[start]

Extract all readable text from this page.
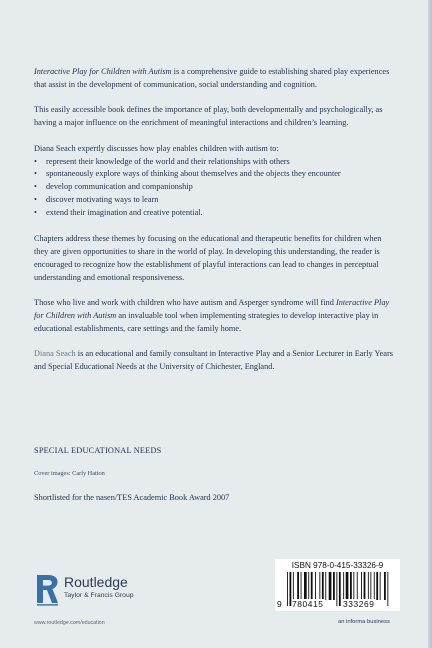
Interactive Play for Children with Autism is a comprehensive guide to establishing shared play experiences that assist in the development of communication, social understanding and cognition.

This easily accessible book defines the importance of play, both developmentally and psychologically, as having a major influence on the enrichment of meaningful interactions and children’s learning.

Diana Seach expertly discusses how play enables children with autism to:

• represent their knowledge of the world and their relationships with others
• spontaneously explore ways of thinking about themselves and the objects they encounter
• develop communication and companionship
• discover motivating ways to learn
• extend their imagination and creative potential.

Chapters address these themes by focusing on the educational and therapeutic benefits for children when they are given opportunities to share in the world of play. In developing this understanding, the reader is encouraged to recognize how the establishment of playful interactions can lead to changes in perceptual understanding and emotional responsiveness.

Those who live and work with children who have autism and Asperger syndrome will find Interactive Play for Children with Autism an invaluable tool when implementing strategies to develop interactive play in educational establishments, care settings and the family home.

Diana Seach is an educational and family consultant in Interactive Play and a Senior Lecturer in Early Years and Special Educational Needs at the University of Chichester, England.

SPECIAL EDUCATIONAL NEEDS
Cover images: Carly Hatton
Shortlisted for the nasen/TES Academic Book Award 2007
Routledge
Taylor & Francis Group
www.routledge.com/education
ISBN 978-0-415-33326-9
9 780415 333269
an informa business
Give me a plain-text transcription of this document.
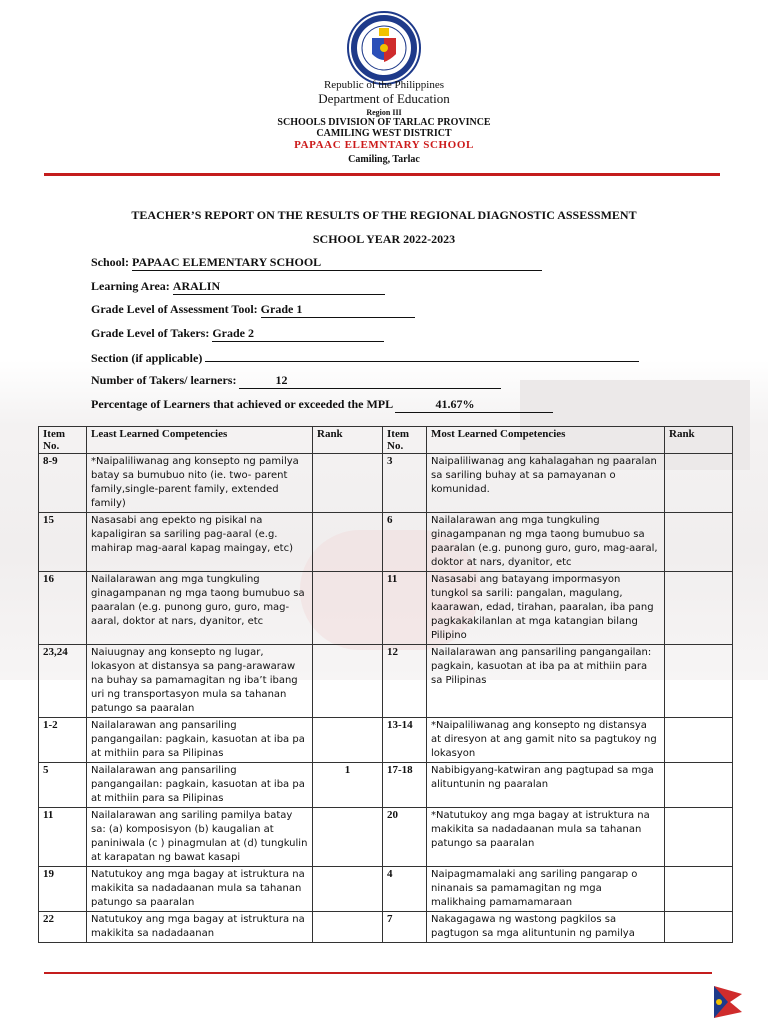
Republic of the Philippines
Department of Education
Region III
SCHOOLS DIVISION OF TARLAC PROVINCE
CAMILING WEST DISTRICT
PAPAAC ELEMNTARY SCHOOL
Camiling, Tarlac
TEACHER’S REPORT ON THE RESULTS OF THE REGIONAL DIAGNOSTIC ASSESSMENT
SCHOOL YEAR 2022-2023
School: PAPAAC ELEMENTARY SCHOOL
Learning Area: ARALIN
Grade Level of Assessment Tool: Grade 1
Grade Level of Takers: Grade 2
Section (if applicable)
Number of Takers/ learners:	12
Percentage of Learners that achieved or exceeded the MPL	41.67%
Item No.	Least Learned Competencies	Rank	Item No.	Most Learned Competencies	Rank
8-9	*Naipaliliwanag ang konsepto ng pamilya batay sa bumubuo nito (ie. two- parent family,single-parent family, extended family)		3	Naipaliliwanag ang kahalagahan ng paaralan sa sariling buhay at sa pamayanan o komunidad.	
15	Nasasabi ang epekto ng pisikal na kapaligiran sa sariling pag-aaral (e.g. mahirap mag-aaral kapag maingay, etc)		6	Nailalarawan ang mga tungkuling ginagampanan ng mga taong bumubuo sa paaralan (e.g. punong guro, guro, mag-aaral, doktor at nars, dyanitor, etc	
16	Nailalarawan ang mga tungkuling ginagampanan ng mga taong bumubuo sa paaralan (e.g. punong guro, guro, mag-aaral, doktor at nars, dyanitor, etc		11	Nasasabi ang batayang impormasyon tungkol sa sarili: pangalan, magulang, kaarawan, edad, tirahan, paaralan, iba pang pagkakakilanlan at mga katangian bilang Pilipino	
23,24	Naiuugnay ang konsepto ng lugar, lokasyon at distansya sa pang-arawaraw na buhay sa pamamagitan ng iba’t ibang uri ng transportasyon mula sa tahanan patungo sa paaralan		12	Nailalarawan ang pansariling pangangailan: pagkain, kasuotan at iba pa at mithiin para sa Pilipinas	
1-2	Nailalarawan ang pansariling pangangailan: pagkain, kasuotan at iba pa at mithiin para sa Pilipinas		13-14	*Naipaliliwanag ang konsepto ng distansya at diresyon at ang gamit nito sa pagtukoy ng lokasyon	
5	Nailalarawan ang pansariling pangangailan: pagkain, kasuotan at iba pa at mithiin para sa Pilipinas	1	17-18	Nabibigyang-katwiran ang pagtupad sa mga alituntunin ng paaralan	
11	Nailalarawan ang sariling pamilya batay sa: (a) komposisyon (b) kaugalian at paniniwala (c ) pinagmulan at (d) tungkulin at karapatan ng bawat kasapi		20	*Natutukoy ang mga bagay at istruktura na makikita sa nadadaanan mula sa tahanan patungo sa paaralan	
19	Natutukoy ang mga bagay at istruktura na makikita sa nadadaanan mula sa tahanan patungo sa paaralan		4	Naipagmamalaki ang sariling pangarap o ninanais sa pamamagitan ng mga malikhaing pamamamaraan	
22	Natutukoy ang mga bagay at istruktura na makikita sa nadadaanan		7	Nakagagawa ng wastong pagkilos sa pagtugon sa mga alituntunin ng pamilya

[end]

SHORT EXERCISE: Within the data above, count the lines that contain the string "bagay"; the reply is the number alone.

FINISHED EXERCISE: 3